- WORK REQUIRED:
Reproduce the lines below, substituting "solid-trend-line" for every occurrence of "solid-series-line" and leaving all other text unchanged.

- EXERCISE MATERIALS:
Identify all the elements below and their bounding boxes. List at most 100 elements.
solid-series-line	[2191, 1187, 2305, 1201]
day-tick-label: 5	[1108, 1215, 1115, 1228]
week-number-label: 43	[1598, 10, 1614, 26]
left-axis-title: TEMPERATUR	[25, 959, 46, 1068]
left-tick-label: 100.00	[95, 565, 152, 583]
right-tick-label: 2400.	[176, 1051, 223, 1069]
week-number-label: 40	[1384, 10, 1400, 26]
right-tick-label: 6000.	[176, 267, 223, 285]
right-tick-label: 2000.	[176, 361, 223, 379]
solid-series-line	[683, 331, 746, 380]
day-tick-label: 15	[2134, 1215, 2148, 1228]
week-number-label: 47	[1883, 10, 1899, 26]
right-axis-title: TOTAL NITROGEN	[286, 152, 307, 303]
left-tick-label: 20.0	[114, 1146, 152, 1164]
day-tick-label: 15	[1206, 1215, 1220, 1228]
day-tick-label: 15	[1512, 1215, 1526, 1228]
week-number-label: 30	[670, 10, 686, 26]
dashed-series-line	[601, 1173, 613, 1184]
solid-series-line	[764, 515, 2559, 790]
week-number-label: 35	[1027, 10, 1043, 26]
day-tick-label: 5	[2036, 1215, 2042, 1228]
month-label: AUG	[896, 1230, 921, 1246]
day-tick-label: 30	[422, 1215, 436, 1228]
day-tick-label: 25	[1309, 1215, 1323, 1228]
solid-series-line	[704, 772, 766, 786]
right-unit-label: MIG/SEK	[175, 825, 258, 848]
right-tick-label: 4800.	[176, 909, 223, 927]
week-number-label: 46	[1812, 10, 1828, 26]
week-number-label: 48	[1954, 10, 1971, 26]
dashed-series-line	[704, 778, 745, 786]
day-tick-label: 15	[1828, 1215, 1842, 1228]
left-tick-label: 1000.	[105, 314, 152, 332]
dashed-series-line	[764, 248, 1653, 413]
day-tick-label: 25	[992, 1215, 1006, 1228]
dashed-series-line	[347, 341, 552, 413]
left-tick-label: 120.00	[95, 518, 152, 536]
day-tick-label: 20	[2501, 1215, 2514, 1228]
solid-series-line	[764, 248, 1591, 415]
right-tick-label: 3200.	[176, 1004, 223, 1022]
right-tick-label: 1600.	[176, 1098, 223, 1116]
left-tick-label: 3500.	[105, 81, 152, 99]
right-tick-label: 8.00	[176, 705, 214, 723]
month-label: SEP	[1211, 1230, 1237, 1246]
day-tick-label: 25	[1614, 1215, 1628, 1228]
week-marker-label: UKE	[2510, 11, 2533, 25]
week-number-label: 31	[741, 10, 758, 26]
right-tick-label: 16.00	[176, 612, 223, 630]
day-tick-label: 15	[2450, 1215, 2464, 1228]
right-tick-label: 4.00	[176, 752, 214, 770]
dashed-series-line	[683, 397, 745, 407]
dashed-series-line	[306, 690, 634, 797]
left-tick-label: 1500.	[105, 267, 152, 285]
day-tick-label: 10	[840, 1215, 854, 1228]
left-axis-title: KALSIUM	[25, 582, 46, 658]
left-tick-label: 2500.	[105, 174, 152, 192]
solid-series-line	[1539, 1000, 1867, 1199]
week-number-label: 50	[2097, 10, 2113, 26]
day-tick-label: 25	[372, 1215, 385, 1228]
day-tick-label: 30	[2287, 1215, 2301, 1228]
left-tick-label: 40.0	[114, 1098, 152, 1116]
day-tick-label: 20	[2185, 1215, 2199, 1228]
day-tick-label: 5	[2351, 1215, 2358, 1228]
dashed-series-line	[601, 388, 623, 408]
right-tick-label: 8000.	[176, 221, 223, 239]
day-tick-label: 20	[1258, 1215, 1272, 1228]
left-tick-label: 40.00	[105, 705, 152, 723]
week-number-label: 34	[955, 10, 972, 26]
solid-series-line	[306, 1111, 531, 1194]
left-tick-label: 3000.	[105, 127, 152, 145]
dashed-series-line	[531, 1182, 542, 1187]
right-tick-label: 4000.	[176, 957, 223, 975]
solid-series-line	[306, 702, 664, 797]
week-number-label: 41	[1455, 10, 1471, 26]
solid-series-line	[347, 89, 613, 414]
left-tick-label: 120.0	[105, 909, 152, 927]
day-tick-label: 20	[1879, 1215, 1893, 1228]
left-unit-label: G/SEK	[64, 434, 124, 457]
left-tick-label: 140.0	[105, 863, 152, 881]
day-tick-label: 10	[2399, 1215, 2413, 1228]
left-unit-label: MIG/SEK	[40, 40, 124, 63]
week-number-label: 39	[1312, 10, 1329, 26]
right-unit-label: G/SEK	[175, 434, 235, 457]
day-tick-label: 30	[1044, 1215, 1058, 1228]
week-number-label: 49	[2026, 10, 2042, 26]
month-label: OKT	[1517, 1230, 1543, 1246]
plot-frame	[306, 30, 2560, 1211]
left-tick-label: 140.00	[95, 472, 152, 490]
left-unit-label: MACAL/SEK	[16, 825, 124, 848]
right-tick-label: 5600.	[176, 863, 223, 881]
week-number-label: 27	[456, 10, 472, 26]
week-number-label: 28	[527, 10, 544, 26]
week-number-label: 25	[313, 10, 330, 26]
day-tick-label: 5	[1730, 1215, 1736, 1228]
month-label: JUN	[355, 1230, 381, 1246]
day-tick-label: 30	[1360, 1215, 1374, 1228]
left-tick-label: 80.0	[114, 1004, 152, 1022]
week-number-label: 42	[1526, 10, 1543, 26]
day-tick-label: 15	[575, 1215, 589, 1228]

- COMPLETED EXERCISE:
Identify all the elements below and their bounding boxes. List at most 100 elements.
solid-trend-line	[2191, 1187, 2305, 1201]
day-tick-label: 5	[1108, 1215, 1115, 1228]
week-number-label: 43	[1598, 10, 1614, 26]
left-axis-title: TEMPERATUR	[25, 959, 46, 1068]
left-tick-label: 100.00	[95, 565, 152, 583]
right-tick-label: 2400.	[176, 1051, 223, 1069]
week-number-label: 40	[1384, 10, 1400, 26]
right-tick-label: 6000.	[176, 267, 223, 285]
right-tick-label: 2000.	[176, 361, 223, 379]
solid-trend-line	[683, 331, 746, 380]
day-tick-label: 15	[2134, 1215, 2148, 1228]
week-number-label: 47	[1883, 10, 1899, 26]
right-axis-title: TOTAL NITROGEN	[286, 152, 307, 303]
left-tick-label: 20.0	[114, 1146, 152, 1164]
day-tick-label: 15	[1206, 1215, 1220, 1228]
day-tick-label: 15	[1512, 1215, 1526, 1228]
week-number-label: 30	[670, 10, 686, 26]
dashed-series-line	[601, 1173, 613, 1184]
solid-trend-line	[764, 515, 2559, 790]
week-number-label: 35	[1027, 10, 1043, 26]
day-tick-label: 5	[2036, 1215, 2042, 1228]
month-label: AUG	[896, 1230, 921, 1246]
day-tick-label: 30	[422, 1215, 436, 1228]
day-tick-label: 25	[1309, 1215, 1323, 1228]
solid-trend-line	[704, 772, 766, 786]
right-unit-label: MIG/SEK	[175, 825, 258, 848]
right-tick-label: 4800.	[176, 909, 223, 927]
week-number-label: 46	[1812, 10, 1828, 26]
week-number-label: 48	[1954, 10, 1971, 26]
dashed-series-line	[704, 778, 745, 786]
day-tick-label: 15	[1828, 1215, 1842, 1228]
left-tick-label: 1000.	[105, 314, 152, 332]
dashed-series-line	[764, 248, 1653, 413]
day-tick-label: 25	[992, 1215, 1006, 1228]
dashed-series-line	[347, 341, 552, 413]
left-tick-label: 120.00	[95, 518, 152, 536]
day-tick-label: 20	[2501, 1215, 2514, 1228]
solid-trend-line	[764, 248, 1591, 415]
right-tick-label: 3200.	[176, 1004, 223, 1022]
right-tick-label: 1600.	[176, 1098, 223, 1116]
left-tick-label: 3500.	[105, 81, 152, 99]
right-tick-label: 8.00	[176, 705, 214, 723]
month-label: SEP	[1211, 1230, 1237, 1246]
day-tick-label: 25	[1614, 1215, 1628, 1228]
week-marker-label: UKE	[2510, 11, 2533, 25]
week-number-label: 31	[741, 10, 758, 26]
right-tick-label: 16.00	[176, 612, 223, 630]
day-tick-label: 15	[2450, 1215, 2464, 1228]
right-tick-label: 4.00	[176, 752, 214, 770]
dashed-series-line	[683, 397, 745, 407]
dashed-series-line	[306, 690, 634, 797]
left-tick-label: 1500.	[105, 267, 152, 285]
day-tick-label: 10	[840, 1215, 854, 1228]
left-axis-title: KALSIUM	[25, 582, 46, 658]
left-tick-label: 2500.	[105, 174, 152, 192]
solid-trend-line	[1539, 1000, 1867, 1199]
week-number-label: 50	[2097, 10, 2113, 26]
day-tick-label: 25	[372, 1215, 385, 1228]
day-tick-label: 30	[2287, 1215, 2301, 1228]
left-tick-label: 40.0	[114, 1098, 152, 1116]
day-tick-label: 20	[2185, 1215, 2199, 1228]
day-tick-label: 5	[2351, 1215, 2358, 1228]
dashed-series-line	[601, 388, 623, 408]
right-tick-label: 8000.	[176, 221, 223, 239]
day-tick-label: 20	[1258, 1215, 1272, 1228]
left-tick-label: 40.00	[105, 705, 152, 723]
week-number-label: 34	[955, 10, 972, 26]
solid-trend-line	[306, 1111, 531, 1194]
left-tick-label: 3000.	[105, 127, 152, 145]
dashed-series-line	[531, 1182, 542, 1187]
right-tick-label: 4000.	[176, 957, 223, 975]
solid-trend-line	[306, 702, 664, 797]
week-number-label: 41	[1455, 10, 1471, 26]
solid-trend-line	[347, 89, 613, 414]
left-tick-label: 120.0	[105, 909, 152, 927]
day-tick-label: 20	[1879, 1215, 1893, 1228]
left-unit-label: G/SEK	[64, 434, 124, 457]
left-tick-label: 140.0	[105, 863, 152, 881]
day-tick-label: 10	[2399, 1215, 2413, 1228]
left-unit-label: MIG/SEK	[40, 40, 124, 63]
week-number-label: 39	[1312, 10, 1329, 26]
right-unit-label: G/SEK	[175, 434, 235, 457]
day-tick-label: 30	[1044, 1215, 1058, 1228]
week-number-label: 49	[2026, 10, 2042, 26]
month-label: OKT	[1517, 1230, 1543, 1246]
plot-frame	[306, 30, 2560, 1211]
left-tick-label: 140.00	[95, 472, 152, 490]
left-unit-label: MACAL/SEK	[16, 825, 124, 848]
right-tick-label: 5600.	[176, 863, 223, 881]
week-number-label: 27	[456, 10, 472, 26]
week-number-label: 28	[527, 10, 544, 26]
week-number-label: 25	[313, 10, 330, 26]
day-tick-label: 5	[1730, 1215, 1736, 1228]
month-label: JUN	[355, 1230, 381, 1246]
day-tick-label: 30	[1360, 1215, 1374, 1228]
left-tick-label: 80.0	[114, 1004, 152, 1022]
week-number-label: 42	[1526, 10, 1543, 26]
day-tick-label: 15	[575, 1215, 589, 1228]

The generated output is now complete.